Saved entries
= = =

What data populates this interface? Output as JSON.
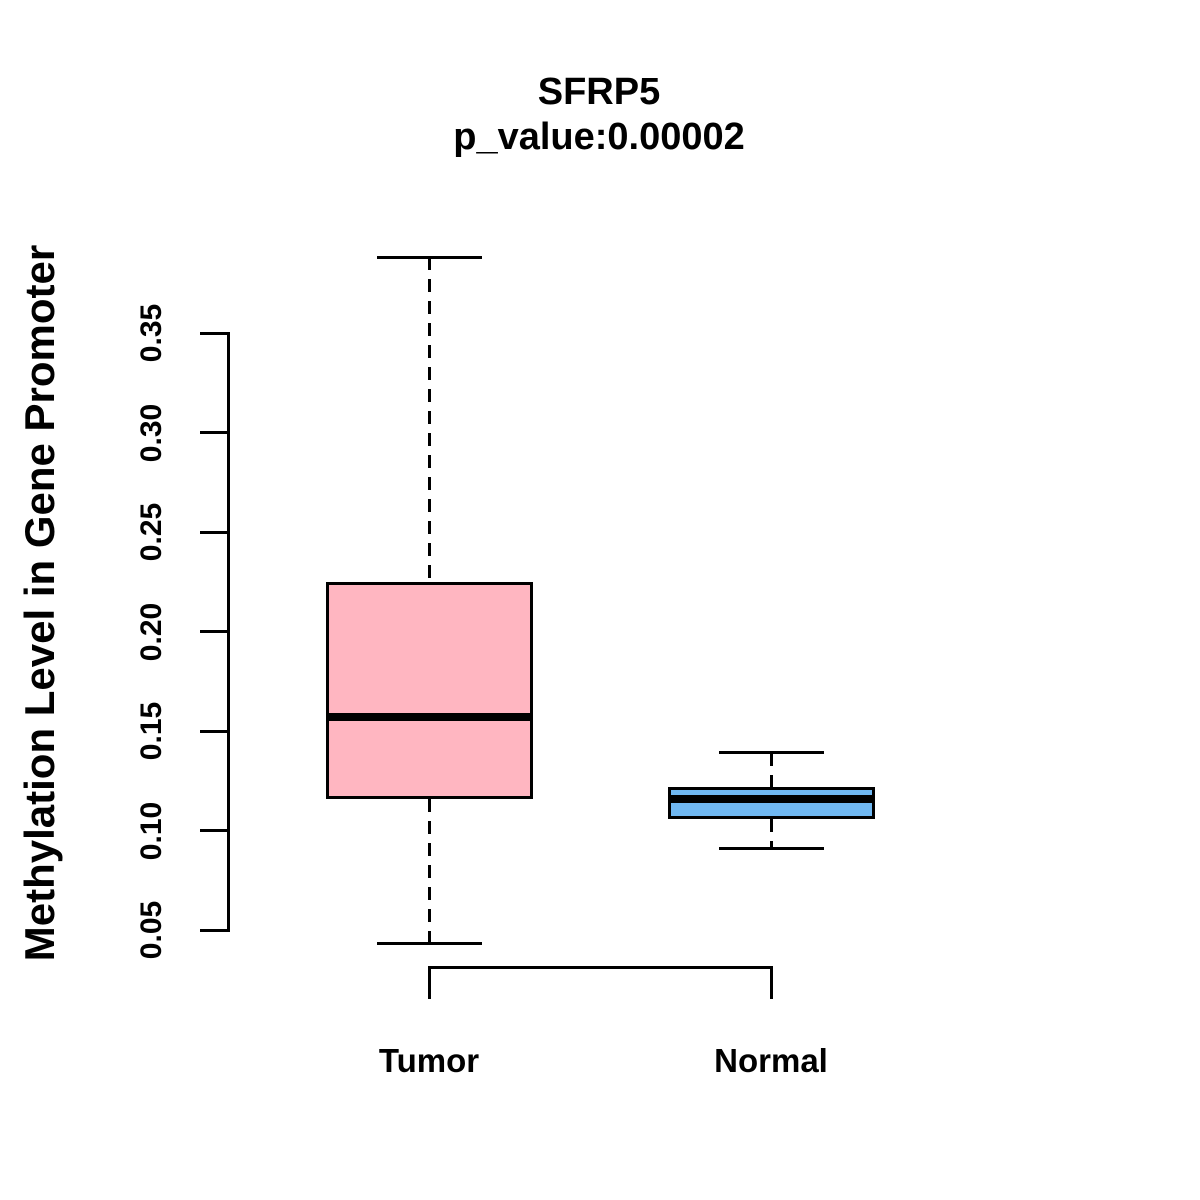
{
  "chart_data": {
    "type": "boxplot",
    "title": "SFRP5",
    "subtitle": "p_value:0.00002",
    "ylabel": "Methylation Level in Gene Promoter",
    "categories": [
      "Tumor",
      "Normal"
    ],
    "y_ticks": [
      0.05,
      0.1,
      0.15,
      0.2,
      0.25,
      0.3,
      0.35
    ],
    "y_tick_labels": [
      "0.05",
      "0.10",
      "0.15",
      "0.20",
      "0.25",
      "0.30",
      "0.35"
    ],
    "ylim": [
      0.04,
      0.39
    ],
    "grid": false,
    "legend": false,
    "whisker_style": "dashed",
    "series": [
      {
        "name": "Tumor",
        "fill_color": "#FFB6C1",
        "stroke_color": "#000000",
        "lower_whisker": 0.043,
        "q1": 0.116,
        "median": 0.157,
        "q3": 0.225,
        "upper_whisker": 0.388
      },
      {
        "name": "Normal",
        "fill_color": "#70B8F2",
        "stroke_color": "#000000",
        "lower_whisker": 0.091,
        "q1": 0.106,
        "median": 0.116,
        "q3": 0.122,
        "upper_whisker": 0.139
      }
    ],
    "x_axis_bracket": {
      "from": "Tumor",
      "to": "Normal"
    }
  }
}
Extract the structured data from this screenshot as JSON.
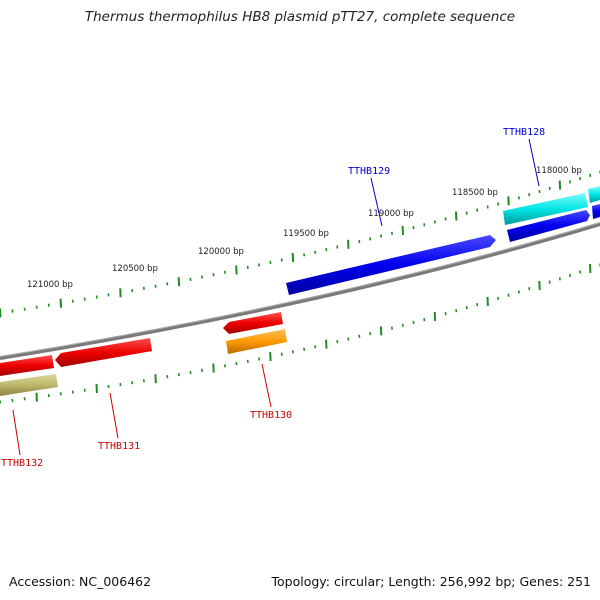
{
  "title": "Thermus thermophilus HB8 plasmid pTT27, complete sequence",
  "footer": {
    "accession": "Accession: NC_006462",
    "summary": "Topology: circular; Length: 256,992 bp; Genes: 251"
  },
  "scale_labels": [
    "121000 bp",
    "120500 bp",
    "120000 bp",
    "119500 bp",
    "119000 bp",
    "118500 bp",
    "118000 bp"
  ],
  "genes": [
    {
      "id": "TTHB128",
      "strand": "forward",
      "color": "#0000cc"
    },
    {
      "id": "TTHB129",
      "strand": "forward",
      "color": "#0000cc"
    },
    {
      "id": "TTHB130",
      "strand": "reverse",
      "color": "#cc0000"
    },
    {
      "id": "TTHB131",
      "strand": "reverse",
      "color": "#cc0000"
    },
    {
      "id": "TTHB132",
      "strand": "reverse",
      "color": "#cc0000"
    }
  ],
  "colors": {
    "forward_cds": "#0000ee",
    "reverse_cds": "#ee0000",
    "cyan_feature": "#00e5e5",
    "orange_feature": "#ff9900",
    "olive_feature": "#bdb76b",
    "backbone": "#808080",
    "ticks": "#228b22"
  }
}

= = =

Please give back every line above exactly as it stands, without pictures.

Solution for this task
What data populates this interface? Output as JSON.
{
  "chart_data": {
    "type": "boxplot",
    "title": "SFRP5",
    "subtitle": "p_value:0.00002",
    "ylabel": "Methylation Level in Gene Promoter",
    "categories": [
      "Tumor",
      "Normal"
    ],
    "y_ticks": [
      0.05,
      0.1,
      0.15,
      0.2,
      0.25,
      0.3,
      0.35
    ],
    "y_tick_labels": [
      "0.05",
      "0.10",
      "0.15",
      "0.20",
      "0.25",
      "0.30",
      "0.35"
    ],
    "ylim": [
      0.04,
      0.39
    ],
    "grid": false,
    "legend": false,
    "whisker_style": "dashed",
    "series": [
      {
        "name": "Tumor",
        "fill_color": "#FFB6C1",
        "stroke_color": "#000000",
        "lower_whisker": 0.043,
        "q1": 0.116,
        "median": 0.157,
        "q3": 0.225,
        "upper_whisker": 0.388
      },
      {
        "name": "Normal",
        "fill_color": "#70B8F2",
        "stroke_color": "#000000",
        "lower_whisker": 0.091,
        "q1": 0.106,
        "median": 0.116,
        "q3": 0.122,
        "upper_whisker": 0.139
      }
    ],
    "x_axis_bracket": {
      "from": "Tumor",
      "to": "Normal"
    }
  }
}
Extract the structured data from this screenshot as JSON.
{
  "title": "Thermus thermophilus HB8 plasmid pTT27, complete sequence",
  "footer": {
    "accession": "Accession: NC_006462",
    "summary": "Topology: circular; Length: 256,992 bp; Genes: 251"
  },
  "scale_labels": [
    "121000 bp",
    "120500 bp",
    "120000 bp",
    "119500 bp",
    "119000 bp",
    "118500 bp",
    "118000 bp"
  ],
  "genes": [
    {
      "id": "TTHB128",
      "strand": "forward",
      "color": "#0000cc"
    },
    {
      "id": "TTHB129",
      "strand": "forward",
      "color": "#0000cc"
    },
    {
      "id": "TTHB130",
      "strand": "reverse",
      "color": "#cc0000"
    },
    {
      "id": "TTHB131",
      "strand": "reverse",
      "color": "#cc0000"
    },
    {
      "id": "TTHB132",
      "strand": "reverse",
      "color": "#cc0000"
    }
  ],
  "colors": {
    "forward_cds": "#0000ee",
    "reverse_cds": "#ee0000",
    "cyan_feature": "#00e5e5",
    "orange_feature": "#ff9900",
    "olive_feature": "#bdb76b",
    "backbone": "#808080",
    "ticks": "#228b22"
  }
}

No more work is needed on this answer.